=== Documento ===

A Exequente juntou, como título executivo, o Requerimento de injunção apresentado em 27-09-2021 no qual foi aposta, em 25-11-2021, fórmula executória, requerimento esse no qual solicitara a notificação da Requerida (Executada) no sentido de lhe pagar a quantia de Capital de 59.874,68 €, acrescida de 17.354,02 € a título de juros de mora vencidos, e ainda 40 € referente a “Outras Quantias”, bem como 153 € relativos a “Taxa de justiça paga”, indicando, quanto à causa de pedir, tratar-se de “Contrato de empreitada”, datado de 05-05-2017 e referente ao período de 05-05-2017 a 17-07-2018, expondo os factos que fundamentavam a pretensão nos seguintes termos:
1. A Requerente celebrou com a Requerida, a 05.05.2017, um contrato (adiante apenas designado por “Contrato”), através do qual se comprometia a vender, e esta se comprometia a comprar, «diverso material em estado novo, composto por hardware e software, melhor discriminado nas faturas Pró-Forma n.º …/…, …/…, …/…, …/…, …/…, …/… e …/… (doravante em conjunto o “Material”), todas emitidas pela Primeira Contraente e que se anexam ao presente Contrato como Anexo 1».
2. A aquisição referida no número anterior incluía a respetiva «instalação e parametrização, tendo em conta as necessidades do seu Cliente Final, MB, S.A., com morada na …, em Luanda, Angola».
3. Em contrapartida da celebração desse contrato a Requerida obrigou-se ao pagamento de € 290.062,13 (duzentos e noventa mil, sessenta e dois euros e treze cêntimos), de acordo com a Cláusula Primeira, n.º 2 do Contrato.
4. Preço este que, posteriormente, em consequência de sucessivos acertos, foi fixado em € 286.724,13 (duzentos e oitenta e seis mil, setecentos e vinte e quatro euros e treze cêntimos).
5. Mais foi acordado pela Requerente e Requerida que o pagamento da quantia referida no número anterior seria efetuado nos termos da Cláusula Terceira do Contrato.
6.Com efeito, nos termos da Cláusula Terceira, alínea d) do Contrato, o remanescente do preço, de e 43.509,32 (quarenta e três mil, quinhentos e nove euros e trinta e dois cêntimos) seria pago pela Requerida com a conclusão dos trabalhos de instalação e parametrização contratados.

=== Conteúdo dos dados ===

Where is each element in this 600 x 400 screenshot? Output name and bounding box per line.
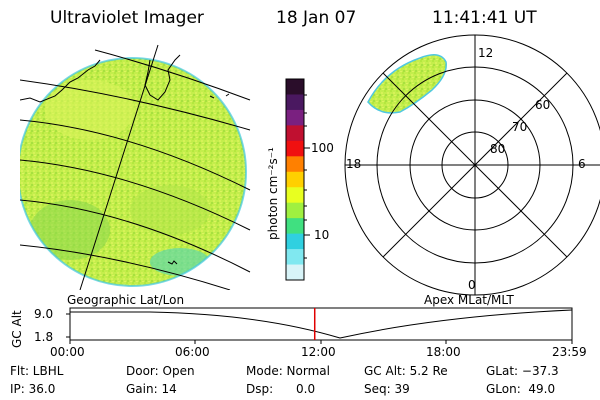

===
=== Conteúdo dos dados ===

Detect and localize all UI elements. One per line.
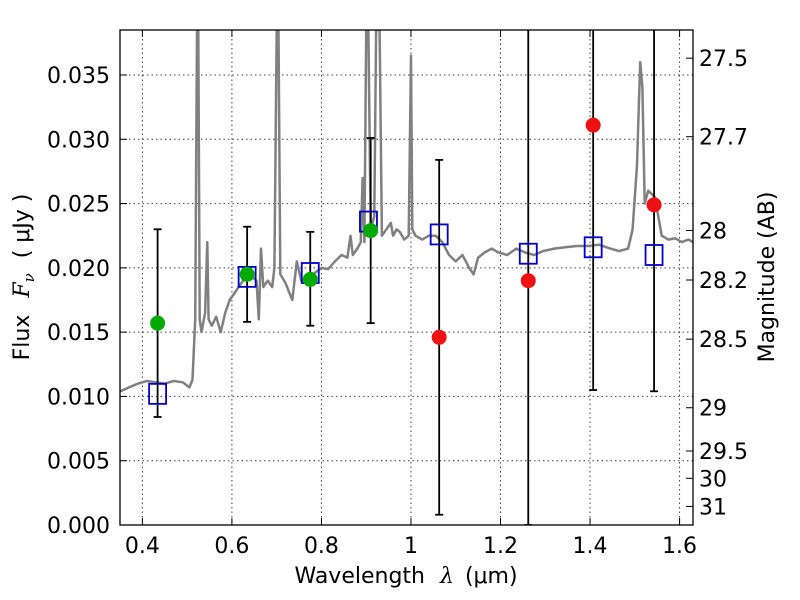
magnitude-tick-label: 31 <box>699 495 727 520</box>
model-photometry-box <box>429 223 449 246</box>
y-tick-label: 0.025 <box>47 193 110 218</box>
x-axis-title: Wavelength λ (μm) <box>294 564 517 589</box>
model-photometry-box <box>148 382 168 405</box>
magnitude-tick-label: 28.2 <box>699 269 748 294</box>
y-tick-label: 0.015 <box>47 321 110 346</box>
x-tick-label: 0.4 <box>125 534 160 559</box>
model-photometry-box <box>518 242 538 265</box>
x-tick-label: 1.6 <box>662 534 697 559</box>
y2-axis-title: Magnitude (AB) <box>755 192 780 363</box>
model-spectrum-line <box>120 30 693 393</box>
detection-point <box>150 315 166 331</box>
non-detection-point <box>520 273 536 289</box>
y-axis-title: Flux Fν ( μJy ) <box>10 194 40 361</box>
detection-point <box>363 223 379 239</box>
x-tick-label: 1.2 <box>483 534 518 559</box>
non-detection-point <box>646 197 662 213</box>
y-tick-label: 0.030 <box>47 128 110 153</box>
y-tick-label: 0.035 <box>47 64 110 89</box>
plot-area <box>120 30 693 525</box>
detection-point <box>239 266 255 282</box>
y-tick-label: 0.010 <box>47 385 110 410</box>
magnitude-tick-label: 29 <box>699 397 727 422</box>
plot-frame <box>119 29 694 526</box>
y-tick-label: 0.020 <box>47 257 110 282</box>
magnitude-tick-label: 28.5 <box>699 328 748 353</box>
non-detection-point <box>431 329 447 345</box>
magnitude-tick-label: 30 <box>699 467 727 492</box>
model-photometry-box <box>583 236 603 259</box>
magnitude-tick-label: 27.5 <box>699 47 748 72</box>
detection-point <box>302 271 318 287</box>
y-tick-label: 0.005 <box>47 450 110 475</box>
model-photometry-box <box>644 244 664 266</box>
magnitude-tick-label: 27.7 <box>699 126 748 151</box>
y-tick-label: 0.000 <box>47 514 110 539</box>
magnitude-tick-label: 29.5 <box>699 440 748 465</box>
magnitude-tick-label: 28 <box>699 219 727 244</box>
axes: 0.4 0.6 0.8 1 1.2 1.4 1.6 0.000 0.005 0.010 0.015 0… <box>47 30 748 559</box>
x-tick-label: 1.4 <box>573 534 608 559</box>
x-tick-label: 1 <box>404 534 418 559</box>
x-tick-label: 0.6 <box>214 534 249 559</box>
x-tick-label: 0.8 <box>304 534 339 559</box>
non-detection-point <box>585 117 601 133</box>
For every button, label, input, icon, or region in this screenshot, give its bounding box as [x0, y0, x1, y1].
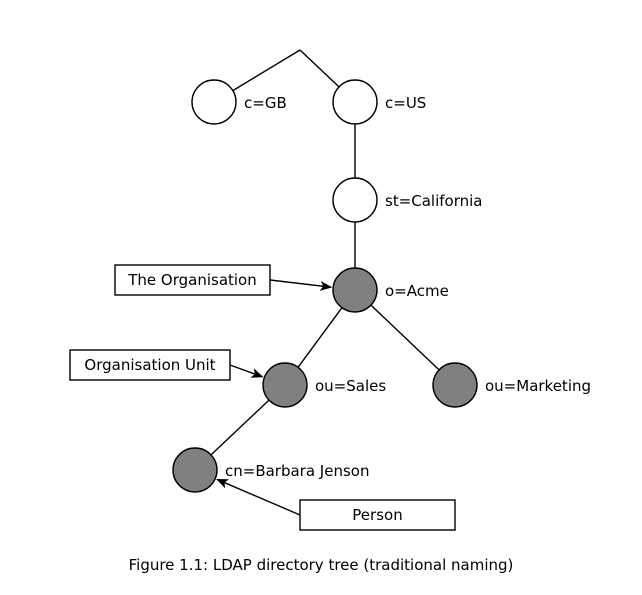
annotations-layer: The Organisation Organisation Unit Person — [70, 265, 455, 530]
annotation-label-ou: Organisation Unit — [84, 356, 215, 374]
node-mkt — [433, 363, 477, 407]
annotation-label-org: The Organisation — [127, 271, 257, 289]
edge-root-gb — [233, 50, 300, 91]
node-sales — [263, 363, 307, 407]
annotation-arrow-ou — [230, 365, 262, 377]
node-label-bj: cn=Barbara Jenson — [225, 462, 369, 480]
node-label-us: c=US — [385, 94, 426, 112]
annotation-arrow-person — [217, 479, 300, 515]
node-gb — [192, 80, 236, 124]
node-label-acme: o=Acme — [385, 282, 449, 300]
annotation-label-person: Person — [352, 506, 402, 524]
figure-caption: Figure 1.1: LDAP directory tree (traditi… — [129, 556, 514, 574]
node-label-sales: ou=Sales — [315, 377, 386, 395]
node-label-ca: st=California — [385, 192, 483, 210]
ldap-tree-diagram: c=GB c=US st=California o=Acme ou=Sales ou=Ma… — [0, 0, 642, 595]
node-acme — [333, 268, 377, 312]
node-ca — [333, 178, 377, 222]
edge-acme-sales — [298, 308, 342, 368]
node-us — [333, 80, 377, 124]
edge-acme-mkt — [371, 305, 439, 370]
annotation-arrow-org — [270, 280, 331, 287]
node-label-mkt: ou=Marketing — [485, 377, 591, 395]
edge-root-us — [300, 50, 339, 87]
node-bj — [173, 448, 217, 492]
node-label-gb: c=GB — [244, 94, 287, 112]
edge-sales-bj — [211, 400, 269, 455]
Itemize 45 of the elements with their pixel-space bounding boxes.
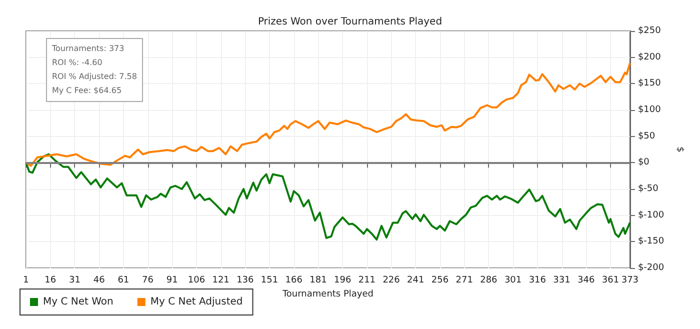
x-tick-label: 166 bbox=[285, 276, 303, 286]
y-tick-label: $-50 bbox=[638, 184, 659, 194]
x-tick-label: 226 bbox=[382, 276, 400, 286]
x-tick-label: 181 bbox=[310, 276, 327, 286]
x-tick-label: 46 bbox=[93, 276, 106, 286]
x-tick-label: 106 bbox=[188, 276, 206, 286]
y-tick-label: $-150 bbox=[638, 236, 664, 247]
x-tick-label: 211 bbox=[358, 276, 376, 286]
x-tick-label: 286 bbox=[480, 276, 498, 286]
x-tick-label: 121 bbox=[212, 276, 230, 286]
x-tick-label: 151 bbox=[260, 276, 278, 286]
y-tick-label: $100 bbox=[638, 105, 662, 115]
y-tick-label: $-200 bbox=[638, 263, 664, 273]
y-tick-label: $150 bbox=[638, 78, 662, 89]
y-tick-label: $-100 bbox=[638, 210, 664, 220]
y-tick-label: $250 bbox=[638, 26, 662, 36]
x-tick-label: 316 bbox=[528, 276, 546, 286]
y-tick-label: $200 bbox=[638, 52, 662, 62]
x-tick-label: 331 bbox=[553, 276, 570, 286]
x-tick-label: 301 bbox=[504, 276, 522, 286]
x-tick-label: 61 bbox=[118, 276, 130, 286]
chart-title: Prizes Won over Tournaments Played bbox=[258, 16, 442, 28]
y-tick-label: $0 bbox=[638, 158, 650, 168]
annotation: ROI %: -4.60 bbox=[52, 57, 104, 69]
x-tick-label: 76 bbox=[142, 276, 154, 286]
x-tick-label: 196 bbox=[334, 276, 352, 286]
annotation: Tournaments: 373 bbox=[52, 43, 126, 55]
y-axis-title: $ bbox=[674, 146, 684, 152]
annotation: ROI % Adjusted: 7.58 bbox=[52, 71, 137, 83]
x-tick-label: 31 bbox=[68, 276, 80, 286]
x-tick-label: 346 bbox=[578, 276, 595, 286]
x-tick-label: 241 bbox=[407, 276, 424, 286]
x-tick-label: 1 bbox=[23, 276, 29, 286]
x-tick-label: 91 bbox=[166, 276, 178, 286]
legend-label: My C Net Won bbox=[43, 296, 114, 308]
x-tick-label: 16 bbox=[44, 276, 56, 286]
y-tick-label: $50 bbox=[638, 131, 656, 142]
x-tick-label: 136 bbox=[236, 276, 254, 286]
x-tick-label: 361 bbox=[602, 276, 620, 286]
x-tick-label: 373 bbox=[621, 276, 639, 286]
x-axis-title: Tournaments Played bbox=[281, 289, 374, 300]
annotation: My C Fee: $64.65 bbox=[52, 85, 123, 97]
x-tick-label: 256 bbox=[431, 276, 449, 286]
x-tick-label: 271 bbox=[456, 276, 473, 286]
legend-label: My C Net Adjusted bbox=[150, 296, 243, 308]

===

__Problema breve 1__.
Reescreva como lista numerada tudo o que, nas entradas, vai desde a linha que contém "For every button, label, input, icon, or" até à linha que contém "figure-caption: Figure 1.1: LDAP", ambas incluídas. Deixe de fora as linhas em branco e as imagens.
__Problema breve 2__.
Por favor, prolongue o texto sobre a injunção a partir da última frase apresentada.
O texto sobre a injunção e as entradas têm origens diferentes.

__Resultado esperado 1__.
1. For every button, label, input, icon, or region in this screenshot, give its bounding box as [x0, y0, x1, y1].
2. annotations-layer: The Organisation Organisation Unit Person — [70, 265, 455, 530]
3. annotation-label-ou: Organisation Unit — [84, 356, 215, 374]
4. node-mkt — [433, 363, 477, 407]
5. annotation-label-org: The Organisation — [127, 271, 257, 289]
6. edge-root-gb — [233, 50, 300, 91]
7. node-sales — [263, 363, 307, 407]
8. annotation-arrow-ou — [230, 365, 262, 377]
9. node-label-bj: cn=Barbara Jenson — [225, 462, 369, 480]
10. node-label-us: c=US — [385, 94, 426, 112]
11. annotation-arrow-person — [217, 479, 300, 515]
12. node-gb — [192, 80, 236, 124]
13. node-label-acme: o=Acme — [385, 282, 449, 300]
14. annotation-label-person: Person — [352, 506, 402, 524]
15. figure-caption: Figure 1.1: LDAP directory tree (traditi… — [129, 556, 514, 574]

__Resultado esperado 2__.
7. Acontece que, apesar dos aludidos trabalhos se encontrarem todos concluídos por parte da aqui Requerente, a Requerida não procedeu ao pagamento da totalidade do valor contratado.
8. Por conta do valor que era devido por conta do preço contratado, previsto no n.º 4, a Requerida efetuou diversos pagamentos, no valor global de € 247.082,95 (duzentos e quarenta e sete mil, oitenta e dois euros e noventa e cinco cêntimos).
9. Pelo que, até à presente data, e não obstante as várias interpelações para pagamento, a Requerida nunca liquidou o remanescente em dívida por conta do referido contrato, no montante de € 39.641,18 (trinta e nove mil, seiscentos e quarenta e um euros e dezoito cêntimos), correspondente às faturas: FA …/… de 10/07/2017 e FA …/… de 11/07/2017, as quais eram devidas por conta da aludida Cláusula Terceira, alínea d), das quais só foram feitos pagamentos parciais no valor de total de € 81.031,82 (oitenta e um mil, trinta e um euros e oitenta e dois cêntimos).
10. Adicionalmente, foi ainda acordada a prestação de serviços de renovação de licenciamento de software, no valor de € 20.233,50 (vinte mil, duzentos e trinta e três euros e cinquenta cêntimos), tendo sido emitidas as seguintes faturas: FA …/…, no valor de € 2.152,50 de 02/07/2018 e FA …/…, no valor de 18.081,00 de 17/07/2018, não tendo sido liquidado qualquer valor por conta da mesma, mantendo-se assim o valor € 20.233,50 (vinte mil, duzentos e trinta e três euros e cinquenta cêntimos) em aberto.
11.Tais quantias mencionadas nos números anteriores perfazem o valor total de € 59.874,68 (cinquenta e nove mil, oitocentos e setenta e quatro euros e sessenta e oito cêntimos).
12. Ao valor do capital em dívida referido acrescem os seguintes juros de mora, no valor de € 17.354,02 (dezassete mil, trezentos e cinquenta e quatro euros e dois cêntimos).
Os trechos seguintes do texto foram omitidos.